> _Data shown_:

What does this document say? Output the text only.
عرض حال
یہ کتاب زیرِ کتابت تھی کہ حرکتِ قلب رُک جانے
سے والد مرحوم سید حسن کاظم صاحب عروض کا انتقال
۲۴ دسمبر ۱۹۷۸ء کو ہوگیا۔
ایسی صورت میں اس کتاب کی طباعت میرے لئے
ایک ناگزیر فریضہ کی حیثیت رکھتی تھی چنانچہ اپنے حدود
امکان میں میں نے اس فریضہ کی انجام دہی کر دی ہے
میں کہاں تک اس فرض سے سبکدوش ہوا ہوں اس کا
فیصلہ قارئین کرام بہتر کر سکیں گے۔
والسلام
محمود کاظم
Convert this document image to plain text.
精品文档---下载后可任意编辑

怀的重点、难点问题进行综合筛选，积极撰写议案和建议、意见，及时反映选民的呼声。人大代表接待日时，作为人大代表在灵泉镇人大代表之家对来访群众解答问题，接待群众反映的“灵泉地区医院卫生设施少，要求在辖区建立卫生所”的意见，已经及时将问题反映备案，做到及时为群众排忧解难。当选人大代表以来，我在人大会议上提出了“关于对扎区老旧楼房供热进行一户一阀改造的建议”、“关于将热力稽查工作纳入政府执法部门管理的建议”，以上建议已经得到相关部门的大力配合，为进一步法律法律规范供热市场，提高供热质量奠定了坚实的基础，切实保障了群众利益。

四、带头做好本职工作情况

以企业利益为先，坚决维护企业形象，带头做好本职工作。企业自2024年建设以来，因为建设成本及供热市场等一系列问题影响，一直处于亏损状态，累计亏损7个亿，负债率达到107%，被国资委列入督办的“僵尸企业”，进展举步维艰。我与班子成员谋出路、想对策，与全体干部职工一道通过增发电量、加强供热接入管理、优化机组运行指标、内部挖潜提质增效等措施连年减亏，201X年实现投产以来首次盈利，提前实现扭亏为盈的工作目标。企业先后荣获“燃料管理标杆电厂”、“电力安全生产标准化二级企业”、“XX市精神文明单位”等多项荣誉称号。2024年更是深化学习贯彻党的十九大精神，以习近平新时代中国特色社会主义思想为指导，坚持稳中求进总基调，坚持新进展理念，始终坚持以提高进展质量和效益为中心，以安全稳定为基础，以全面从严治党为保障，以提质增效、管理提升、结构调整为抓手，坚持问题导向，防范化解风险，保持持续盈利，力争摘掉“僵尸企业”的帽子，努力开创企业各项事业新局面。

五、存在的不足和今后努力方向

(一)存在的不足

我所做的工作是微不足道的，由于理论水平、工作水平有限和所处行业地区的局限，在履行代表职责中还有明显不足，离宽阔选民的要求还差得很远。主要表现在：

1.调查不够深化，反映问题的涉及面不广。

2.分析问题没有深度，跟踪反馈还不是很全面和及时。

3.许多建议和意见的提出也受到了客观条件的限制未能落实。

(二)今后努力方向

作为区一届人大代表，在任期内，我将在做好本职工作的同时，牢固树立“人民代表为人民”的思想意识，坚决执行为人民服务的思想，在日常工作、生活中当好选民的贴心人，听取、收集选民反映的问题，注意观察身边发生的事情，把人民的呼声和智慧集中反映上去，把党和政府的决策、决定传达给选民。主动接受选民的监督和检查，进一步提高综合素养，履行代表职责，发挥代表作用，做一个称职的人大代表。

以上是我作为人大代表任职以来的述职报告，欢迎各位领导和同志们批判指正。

> _Task directions_:
All the data must be duplicated exactly, with nothing added or removed.

> _Answer to the problem_:
What does this document say? Output the text only.
عرض حال
یہ کتاب زیرِ کتابت تھی کہ حرکتِ قلب رُک جانے
سے والد مرحوم سید حسن کاظم صاحب عروض کا انتقال
۲۴ دسمبر ۱۹۷۸ء کو ہوگیا۔
ایسی صورت میں اس کتاب کی طباعت میرے لئے
ایک ناگزیر فریضہ کی حیثیت رکھتی تھی چنانچہ اپنے حدود
امکان میں میں نے اس فریضہ کی انجام دہی کر دی ہے
میں کہاں تک اس فرض سے سبکدوش ہوا ہوں اس کا
فیصلہ قارئین کرام بہتر کر سکیں گے۔
والسلام
محمود کاظم
Convert this document image to plain text.
精品文档---下载后可任意编辑

怀的重点、难点问题进行综合筛选，积极撰写议案和建议、意见，及时反映选民的呼声。人大代表接待日时，作为人大代表在灵泉镇人大代表之家对来访群众解答问题，接待群众反映的“灵泉地区医院卫生设施少，要求在辖区建立卫生所”的意见，已经及时将问题反映备案，做到及时为群众排忧解难。当选人大代表以来，我在人大会议上提出了“关于对扎区老旧楼房供热进行一户一阀改造的建议”、“关于将热力稽查工作纳入政府执法部门管理的建议”，以上建议已经得到相关部门的大力配合，为进一步法律法律规范供热市场，提高供热质量奠定了坚实的基础，切实保障了群众利益。

四、带头做好本职工作情况

以企业利益为先，坚决维护企业形象，带头做好本职工作。企业自2024年建设以来，因为建设成本及供热市场等一系列问题影响，一直处于亏损状态，累计亏损7个亿，负债率达到107%，被国资委列入督办的“僵尸企业”，进展举步维艰。我与班子成员谋出路、想对策，与全体干部职工一道通过增发电量、加强供热接入管理、优化机组运行指标、内部挖潜提质增效等措施连年减亏，201X年实现投产以来首次盈利，提前实现扭亏为盈的工作目标。企业先后荣获“燃料管理标杆电厂”、“电力安全生产标准化二级企业”、“XX市精神文明单位”等多项荣誉称号。2024年更是深化学习贯彻党的十九大精神，以习近平新时代中国特色社会主义思想为指导，坚持稳中求进总基调，坚持新进展理念，始终坚持以提高进展质量和效益为中心，以安全稳定为基础，以全面从严治党为保障，以提质增效、管理提升、结构调整为抓手，坚持问题导向，防范化解风险，保持持续盈利，力争摘掉“僵尸企业”的帽子，努力开创企业各项事业新局面。

五、存在的不足和今后努力方向

(一)存在的不足

我所做的工作是微不足道的，由于理论水平、工作水平有限和所处行业地区的局限，在履行代表职责中还有明显不足，离宽阔选民的要求还差得很远。主要表现在：

1.调查不够深化，反映问题的涉及面不广。

2.分析问题没有深度，跟踪反馈还不是很全面和及时。

3.许多建议和意见的提出也受到了客观条件的限制未能落实。

(二)今后努力方向

作为区一届人大代表，在任期内，我将在做好本职工作的同时，牢固树立“人民代表为人民”的思想意识，坚决执行为人民服务的思想，在日常工作、生活中当好选民的贴心人，听取、收集选民反映的问题，注意观察身边发生的事情，把人民的呼声和智慧集中反映上去，把党和政府的决策、决定传达给选民。主动接受选民的监督和检查，进一步提高综合素养，履行代表职责，发挥代表作用，做一个称职的人大代表。

以上是我作为人大代表任职以来的述职报告，欢迎各位领导和同志们批判指正。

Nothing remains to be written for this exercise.